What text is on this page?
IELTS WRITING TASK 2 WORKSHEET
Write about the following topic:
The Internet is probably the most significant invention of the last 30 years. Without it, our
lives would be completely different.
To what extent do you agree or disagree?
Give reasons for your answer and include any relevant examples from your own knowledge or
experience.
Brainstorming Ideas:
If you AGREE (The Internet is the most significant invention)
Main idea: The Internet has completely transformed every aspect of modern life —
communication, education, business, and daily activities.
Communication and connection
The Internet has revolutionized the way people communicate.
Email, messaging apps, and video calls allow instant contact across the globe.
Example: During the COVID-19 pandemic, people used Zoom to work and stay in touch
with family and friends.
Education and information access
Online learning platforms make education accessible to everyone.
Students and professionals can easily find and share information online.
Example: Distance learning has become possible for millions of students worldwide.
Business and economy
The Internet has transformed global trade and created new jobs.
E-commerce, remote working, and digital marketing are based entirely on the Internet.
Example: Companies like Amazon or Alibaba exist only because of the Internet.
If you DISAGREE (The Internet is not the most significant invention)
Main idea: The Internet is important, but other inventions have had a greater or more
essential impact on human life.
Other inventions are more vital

* * * * * * *

Using the exact wording, write out all of the records.

What text is on this page?
IELTS WRITING TASK 2 WORKSHEET
Write about the following topic:
The Internet is probably the most significant invention of the last 30 years. Without it, our
lives would be completely different.
To what extent do you agree or disagree?
Give reasons for your answer and include any relevant examples from your own knowledge or
experience.
Brainstorming Ideas:
If you AGREE (The Internet is the most significant invention)
Main idea: The Internet has completely transformed every aspect of modern life —
communication, education, business, and daily activities.
Communication and connection
The Internet has revolutionized the way people communicate.
Email, messaging apps, and video calls allow instant contact across the globe.
Example: During the COVID-19 pandemic, people used Zoom to work and stay in touch
with family and friends.
Education and information access
Online learning platforms make education accessible to everyone.
Students and professionals can easily find and share information online.
Example: Distance learning has become possible for millions of students worldwide.
Business and economy
The Internet has transformed global trade and created new jobs.
E-commerce, remote working, and digital marketing are based entirely on the Internet.
Example: Companies like Amazon or Alibaba exist only because of the Internet.
If you DISAGREE (The Internet is not the most significant invention)
Main idea: The Internet is important, but other inventions have had a greater or more
essential impact on human life.
Other inventions are more vital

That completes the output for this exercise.